◆ Document extract
-=-=-=-=-

The dominant way in which Leonie Bentveld claimed the European under-23 title in Middelkerke has pushed an already growing question back into the spotlight: how long until the 21-year-old Dutch rider becomes a permanent force among the elite women? Her team boss, Jurgen Mettepenningen, believes that moment is close. Speaking to In de Leiderstrui, he said that Bentveld is now “very close to the level of Lucinda Brand and Fem van Empel,” adding that “she has not much more to go. If she makes the same small step she did this season, she will be at the very top of the world.”

Bentveld certainly looked every bit a future star on Sunday. She rode away from her rivals early, putting more than a minute into Celia Gery, and controlled the race with an authority that suggested she belonged among the very best. Her win in Middelkerke was also a personal milestone. As she explained afterwards, she had never before secured a title outside her Dutch national colours, and that added to the moment. “It hadn’t worked out yet to take a title outside the Dutch jersey,” she said. “That definitely adds to the joy. It’s really special that it finally happened.”
Her European success is part of a season that already reads like the record of a rider ready to mix it with the elite full-time. She opened the campaign with victory at Brumath in early October, followed soon after by fifth place in the Superprestige round at Ruddervoorde. A strong ride at the Exact Cross in Heerde brought her third place, followed by a solid fifth at the X2O Trofee round in Lokeren. Those results, delivered against deep elite fields, set the tone for what she would finish off so emphatically on the Belgian coast in November.

Bentveld’s tactical clarity in Middelkerke reflected a rider who already thinks like a seasoned racer. She described how the plan was to “start fast and see how the situation looked.” It worked better than expected, leaving her to manage the gap and ride within herself. “After that I had to ride steady to the finish,” she explained. “Whoever made the fewest mistakes would have the advantage, so that’s what I focused on – and I didn’t make any mistakes.”
The conversation now naturally turns to what comes next. Bentveld already has the explosive start, the cool decision-making and the technical fluency to trouble the elite on a wide variety of courses. What she has not yet been given is the chance to ride an entire winter as a protected rider at that level. If the step she makes from this season into the next is anything like the one she has just completed, Mettepenningen’s prediction of her joining the world’s best sooner rather than later looks increasingly difficult to argue with.

-=-=-=-=-

◆ Records

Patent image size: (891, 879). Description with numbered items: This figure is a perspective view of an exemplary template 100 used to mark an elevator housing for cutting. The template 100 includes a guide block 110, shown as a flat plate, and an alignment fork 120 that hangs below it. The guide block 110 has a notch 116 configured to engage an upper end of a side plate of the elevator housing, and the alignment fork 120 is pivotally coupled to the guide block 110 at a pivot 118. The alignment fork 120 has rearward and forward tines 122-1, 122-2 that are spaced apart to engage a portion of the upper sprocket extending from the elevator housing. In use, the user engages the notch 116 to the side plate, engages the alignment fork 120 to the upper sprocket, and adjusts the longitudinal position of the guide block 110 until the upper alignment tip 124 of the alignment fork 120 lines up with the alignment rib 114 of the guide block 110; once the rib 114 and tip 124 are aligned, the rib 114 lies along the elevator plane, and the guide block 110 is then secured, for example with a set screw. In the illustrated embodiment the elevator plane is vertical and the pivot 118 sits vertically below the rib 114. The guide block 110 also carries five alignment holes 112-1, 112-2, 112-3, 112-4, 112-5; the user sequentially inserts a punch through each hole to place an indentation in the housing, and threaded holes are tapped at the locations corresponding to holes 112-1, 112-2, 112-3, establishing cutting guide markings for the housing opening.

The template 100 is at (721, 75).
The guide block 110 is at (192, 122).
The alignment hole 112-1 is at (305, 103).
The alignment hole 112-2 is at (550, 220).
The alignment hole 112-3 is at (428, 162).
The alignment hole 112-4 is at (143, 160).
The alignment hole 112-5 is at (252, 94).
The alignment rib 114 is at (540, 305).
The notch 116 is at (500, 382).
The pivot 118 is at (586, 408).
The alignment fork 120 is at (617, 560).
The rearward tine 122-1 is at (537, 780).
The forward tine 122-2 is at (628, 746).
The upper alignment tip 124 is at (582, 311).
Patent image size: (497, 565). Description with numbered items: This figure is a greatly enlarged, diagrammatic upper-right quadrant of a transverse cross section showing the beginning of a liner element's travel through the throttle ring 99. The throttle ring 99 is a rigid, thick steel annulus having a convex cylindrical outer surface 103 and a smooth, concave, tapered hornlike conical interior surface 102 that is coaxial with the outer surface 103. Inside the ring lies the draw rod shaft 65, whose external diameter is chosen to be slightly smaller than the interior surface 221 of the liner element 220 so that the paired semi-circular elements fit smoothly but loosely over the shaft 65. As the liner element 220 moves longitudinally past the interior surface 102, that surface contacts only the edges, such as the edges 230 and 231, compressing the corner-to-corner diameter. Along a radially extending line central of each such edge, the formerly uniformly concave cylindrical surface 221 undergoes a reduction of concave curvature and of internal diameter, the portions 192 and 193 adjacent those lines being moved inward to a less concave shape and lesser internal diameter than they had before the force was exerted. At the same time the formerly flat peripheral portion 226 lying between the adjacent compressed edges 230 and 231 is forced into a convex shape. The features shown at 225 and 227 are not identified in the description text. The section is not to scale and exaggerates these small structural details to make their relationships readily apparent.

-=-=-=-=-

◆ What to work on
Reproduce word for word the part of the article about Leonie Bentveld starting with "The conversation now" and going on through "to argue with.".

◆ Output for this task
The conversation now naturally turns to what comes next. Bentveld already has the explosive start, the cool decision-making and the technical fluency to trouble the elite on a wide variety of courses. What she has not yet been given is the chance to ride an entire winter as a protected rider at that level. If the step she makes from this season into the next is anything like the one she has just completed, Mettepenningen’s prediction of her joining the world’s best sooner rather than later looks increasingly difficult to argue with.